Records from a data collection:
-=-=-=-=-

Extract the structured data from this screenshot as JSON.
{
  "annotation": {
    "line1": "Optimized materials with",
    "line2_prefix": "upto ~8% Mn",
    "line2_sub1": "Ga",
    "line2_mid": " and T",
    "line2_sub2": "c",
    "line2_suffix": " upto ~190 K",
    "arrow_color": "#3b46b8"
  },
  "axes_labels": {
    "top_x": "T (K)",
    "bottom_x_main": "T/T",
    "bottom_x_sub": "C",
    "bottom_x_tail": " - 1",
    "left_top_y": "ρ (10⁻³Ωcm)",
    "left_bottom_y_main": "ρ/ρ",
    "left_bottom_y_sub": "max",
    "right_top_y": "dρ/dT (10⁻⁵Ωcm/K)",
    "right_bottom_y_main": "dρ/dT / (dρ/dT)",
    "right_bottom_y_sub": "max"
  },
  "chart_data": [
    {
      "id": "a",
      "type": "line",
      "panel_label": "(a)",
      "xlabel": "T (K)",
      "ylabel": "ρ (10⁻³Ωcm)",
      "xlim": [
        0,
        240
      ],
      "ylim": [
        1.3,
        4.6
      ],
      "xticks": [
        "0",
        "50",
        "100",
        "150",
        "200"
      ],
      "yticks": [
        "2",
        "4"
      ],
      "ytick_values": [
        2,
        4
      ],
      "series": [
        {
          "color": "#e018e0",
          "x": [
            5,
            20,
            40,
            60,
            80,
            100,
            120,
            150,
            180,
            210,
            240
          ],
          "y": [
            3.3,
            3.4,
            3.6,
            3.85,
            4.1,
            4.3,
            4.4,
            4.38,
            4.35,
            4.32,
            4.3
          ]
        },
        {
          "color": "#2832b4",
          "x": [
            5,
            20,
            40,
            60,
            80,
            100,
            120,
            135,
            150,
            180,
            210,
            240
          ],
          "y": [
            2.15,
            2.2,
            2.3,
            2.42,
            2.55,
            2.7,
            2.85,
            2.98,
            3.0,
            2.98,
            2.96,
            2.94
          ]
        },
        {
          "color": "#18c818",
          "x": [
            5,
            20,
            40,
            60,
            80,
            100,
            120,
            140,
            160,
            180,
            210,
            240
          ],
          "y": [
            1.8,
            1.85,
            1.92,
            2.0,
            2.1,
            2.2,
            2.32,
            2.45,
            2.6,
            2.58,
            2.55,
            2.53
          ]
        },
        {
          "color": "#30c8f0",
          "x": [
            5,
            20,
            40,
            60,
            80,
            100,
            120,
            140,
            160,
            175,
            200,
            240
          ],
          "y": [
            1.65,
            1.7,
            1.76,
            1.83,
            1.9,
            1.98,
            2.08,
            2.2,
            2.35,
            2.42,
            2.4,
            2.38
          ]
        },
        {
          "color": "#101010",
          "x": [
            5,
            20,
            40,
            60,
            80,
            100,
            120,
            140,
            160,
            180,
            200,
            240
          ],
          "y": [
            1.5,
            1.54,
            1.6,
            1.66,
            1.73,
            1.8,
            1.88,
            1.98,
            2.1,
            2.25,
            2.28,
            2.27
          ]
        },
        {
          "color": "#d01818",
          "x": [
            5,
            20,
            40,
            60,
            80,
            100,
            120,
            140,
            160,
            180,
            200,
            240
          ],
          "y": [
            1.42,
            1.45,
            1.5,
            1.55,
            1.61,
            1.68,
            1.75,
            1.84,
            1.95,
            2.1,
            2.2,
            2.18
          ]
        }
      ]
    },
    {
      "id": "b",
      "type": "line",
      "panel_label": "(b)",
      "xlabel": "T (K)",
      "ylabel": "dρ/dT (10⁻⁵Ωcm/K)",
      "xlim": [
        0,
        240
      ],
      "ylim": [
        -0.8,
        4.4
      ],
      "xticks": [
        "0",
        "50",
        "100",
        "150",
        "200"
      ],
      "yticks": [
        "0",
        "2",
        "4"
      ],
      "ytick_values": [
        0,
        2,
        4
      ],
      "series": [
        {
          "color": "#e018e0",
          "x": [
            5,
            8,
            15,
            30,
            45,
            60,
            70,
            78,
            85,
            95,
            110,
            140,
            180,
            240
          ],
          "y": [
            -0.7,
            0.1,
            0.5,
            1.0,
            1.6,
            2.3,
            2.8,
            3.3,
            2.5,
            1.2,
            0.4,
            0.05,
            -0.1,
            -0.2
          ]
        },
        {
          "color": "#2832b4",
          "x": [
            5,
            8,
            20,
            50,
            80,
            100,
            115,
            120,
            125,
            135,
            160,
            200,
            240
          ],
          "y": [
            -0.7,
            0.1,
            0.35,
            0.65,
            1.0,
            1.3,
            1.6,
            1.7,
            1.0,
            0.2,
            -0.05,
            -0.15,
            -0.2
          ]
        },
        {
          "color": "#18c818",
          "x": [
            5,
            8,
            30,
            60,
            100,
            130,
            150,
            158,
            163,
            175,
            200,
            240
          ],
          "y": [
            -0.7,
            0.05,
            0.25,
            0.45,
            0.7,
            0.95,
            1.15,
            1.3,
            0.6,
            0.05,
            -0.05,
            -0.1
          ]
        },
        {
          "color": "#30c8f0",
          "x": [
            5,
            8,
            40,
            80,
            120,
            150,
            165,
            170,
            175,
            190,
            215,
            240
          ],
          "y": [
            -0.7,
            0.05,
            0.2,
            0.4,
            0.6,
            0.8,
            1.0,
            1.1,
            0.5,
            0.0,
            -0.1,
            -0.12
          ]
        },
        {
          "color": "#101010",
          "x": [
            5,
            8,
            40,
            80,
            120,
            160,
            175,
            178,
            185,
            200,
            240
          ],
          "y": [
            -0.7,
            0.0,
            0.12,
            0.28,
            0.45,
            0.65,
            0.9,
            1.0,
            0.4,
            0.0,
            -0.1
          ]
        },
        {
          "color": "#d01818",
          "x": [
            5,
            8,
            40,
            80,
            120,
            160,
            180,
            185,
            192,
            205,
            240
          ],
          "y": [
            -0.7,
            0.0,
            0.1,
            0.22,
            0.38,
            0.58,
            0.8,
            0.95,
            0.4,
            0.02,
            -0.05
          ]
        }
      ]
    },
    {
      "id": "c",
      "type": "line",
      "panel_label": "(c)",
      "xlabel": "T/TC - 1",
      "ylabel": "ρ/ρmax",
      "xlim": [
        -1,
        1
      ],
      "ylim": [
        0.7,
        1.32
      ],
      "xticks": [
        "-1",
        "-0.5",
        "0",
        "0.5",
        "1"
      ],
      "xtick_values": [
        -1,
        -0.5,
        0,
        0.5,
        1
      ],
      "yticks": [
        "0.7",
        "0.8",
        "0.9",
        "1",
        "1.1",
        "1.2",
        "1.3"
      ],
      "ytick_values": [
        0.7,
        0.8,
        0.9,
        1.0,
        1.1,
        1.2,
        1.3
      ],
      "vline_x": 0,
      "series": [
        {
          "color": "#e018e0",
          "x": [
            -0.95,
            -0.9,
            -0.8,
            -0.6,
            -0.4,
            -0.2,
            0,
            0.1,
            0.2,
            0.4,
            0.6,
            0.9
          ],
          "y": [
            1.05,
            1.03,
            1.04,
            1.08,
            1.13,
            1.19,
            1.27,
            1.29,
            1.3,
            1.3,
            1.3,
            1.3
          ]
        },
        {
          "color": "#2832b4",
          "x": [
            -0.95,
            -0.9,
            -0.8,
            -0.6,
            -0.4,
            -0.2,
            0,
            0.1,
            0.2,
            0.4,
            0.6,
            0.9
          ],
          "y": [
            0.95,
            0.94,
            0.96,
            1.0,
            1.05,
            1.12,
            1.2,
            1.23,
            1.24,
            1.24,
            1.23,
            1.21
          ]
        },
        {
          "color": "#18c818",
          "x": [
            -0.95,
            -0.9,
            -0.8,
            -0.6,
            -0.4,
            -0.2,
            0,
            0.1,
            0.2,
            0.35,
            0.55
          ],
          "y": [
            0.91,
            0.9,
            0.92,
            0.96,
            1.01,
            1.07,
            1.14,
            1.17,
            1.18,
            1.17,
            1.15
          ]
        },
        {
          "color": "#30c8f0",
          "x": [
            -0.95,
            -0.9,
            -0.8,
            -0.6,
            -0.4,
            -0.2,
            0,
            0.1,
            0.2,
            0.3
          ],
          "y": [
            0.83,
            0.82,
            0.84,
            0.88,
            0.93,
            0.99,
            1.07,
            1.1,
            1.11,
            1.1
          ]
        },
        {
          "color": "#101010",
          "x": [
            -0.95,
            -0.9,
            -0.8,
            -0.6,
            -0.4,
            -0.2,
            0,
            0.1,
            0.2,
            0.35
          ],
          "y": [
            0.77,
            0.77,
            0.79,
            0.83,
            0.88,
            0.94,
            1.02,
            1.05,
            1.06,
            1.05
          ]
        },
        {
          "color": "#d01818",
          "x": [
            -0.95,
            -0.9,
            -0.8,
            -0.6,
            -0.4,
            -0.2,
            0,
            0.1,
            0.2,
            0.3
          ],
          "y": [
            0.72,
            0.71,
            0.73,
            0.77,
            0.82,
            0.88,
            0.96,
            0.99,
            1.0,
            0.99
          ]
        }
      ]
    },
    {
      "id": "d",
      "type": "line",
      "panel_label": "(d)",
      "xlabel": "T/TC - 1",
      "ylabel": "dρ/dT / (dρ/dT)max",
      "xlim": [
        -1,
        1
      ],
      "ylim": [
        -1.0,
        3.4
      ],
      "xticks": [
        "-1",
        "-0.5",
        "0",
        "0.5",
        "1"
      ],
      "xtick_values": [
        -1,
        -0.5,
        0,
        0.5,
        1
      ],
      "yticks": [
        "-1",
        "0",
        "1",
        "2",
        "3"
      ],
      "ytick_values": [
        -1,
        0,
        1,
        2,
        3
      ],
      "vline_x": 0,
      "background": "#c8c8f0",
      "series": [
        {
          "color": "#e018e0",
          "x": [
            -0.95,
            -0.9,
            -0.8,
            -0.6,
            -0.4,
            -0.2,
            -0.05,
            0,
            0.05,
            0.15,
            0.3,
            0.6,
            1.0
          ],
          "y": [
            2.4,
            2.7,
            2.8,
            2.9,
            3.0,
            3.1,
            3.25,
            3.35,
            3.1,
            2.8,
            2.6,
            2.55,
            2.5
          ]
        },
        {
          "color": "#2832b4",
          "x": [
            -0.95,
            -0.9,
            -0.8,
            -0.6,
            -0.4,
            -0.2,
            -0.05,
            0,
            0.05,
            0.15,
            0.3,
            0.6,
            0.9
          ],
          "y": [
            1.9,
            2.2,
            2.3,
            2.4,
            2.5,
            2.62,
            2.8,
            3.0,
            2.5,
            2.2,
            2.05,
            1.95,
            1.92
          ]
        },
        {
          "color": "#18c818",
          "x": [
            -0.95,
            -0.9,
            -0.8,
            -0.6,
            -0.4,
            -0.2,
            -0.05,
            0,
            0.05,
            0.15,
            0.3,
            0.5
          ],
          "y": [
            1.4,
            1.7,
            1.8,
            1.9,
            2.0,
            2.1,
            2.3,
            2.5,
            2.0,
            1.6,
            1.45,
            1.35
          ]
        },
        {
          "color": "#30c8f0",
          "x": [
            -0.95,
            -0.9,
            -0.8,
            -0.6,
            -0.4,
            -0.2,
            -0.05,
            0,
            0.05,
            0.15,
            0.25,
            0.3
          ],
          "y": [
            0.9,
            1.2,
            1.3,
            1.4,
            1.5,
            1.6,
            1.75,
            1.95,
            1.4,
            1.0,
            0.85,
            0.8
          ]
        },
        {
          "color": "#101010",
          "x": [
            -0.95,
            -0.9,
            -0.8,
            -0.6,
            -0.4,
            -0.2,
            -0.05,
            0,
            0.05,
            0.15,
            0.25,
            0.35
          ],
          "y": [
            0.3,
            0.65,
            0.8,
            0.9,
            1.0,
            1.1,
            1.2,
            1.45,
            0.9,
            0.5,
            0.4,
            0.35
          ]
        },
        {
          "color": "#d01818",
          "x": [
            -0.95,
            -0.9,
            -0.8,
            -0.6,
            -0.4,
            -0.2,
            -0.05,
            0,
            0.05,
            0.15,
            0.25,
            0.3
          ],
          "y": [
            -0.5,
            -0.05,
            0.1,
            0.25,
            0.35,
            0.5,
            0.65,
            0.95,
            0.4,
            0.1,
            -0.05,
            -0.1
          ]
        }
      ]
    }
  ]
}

-=-=-=-=-

* **WHAT YOU HAVE TO DO**
Where a line in the entries holds the word "upto", copy that line.

* **COMPLETE ANSWER**
    "line2_prefix": "upto ~8% Mn",
    "line2_suffix": " upto ~190 K",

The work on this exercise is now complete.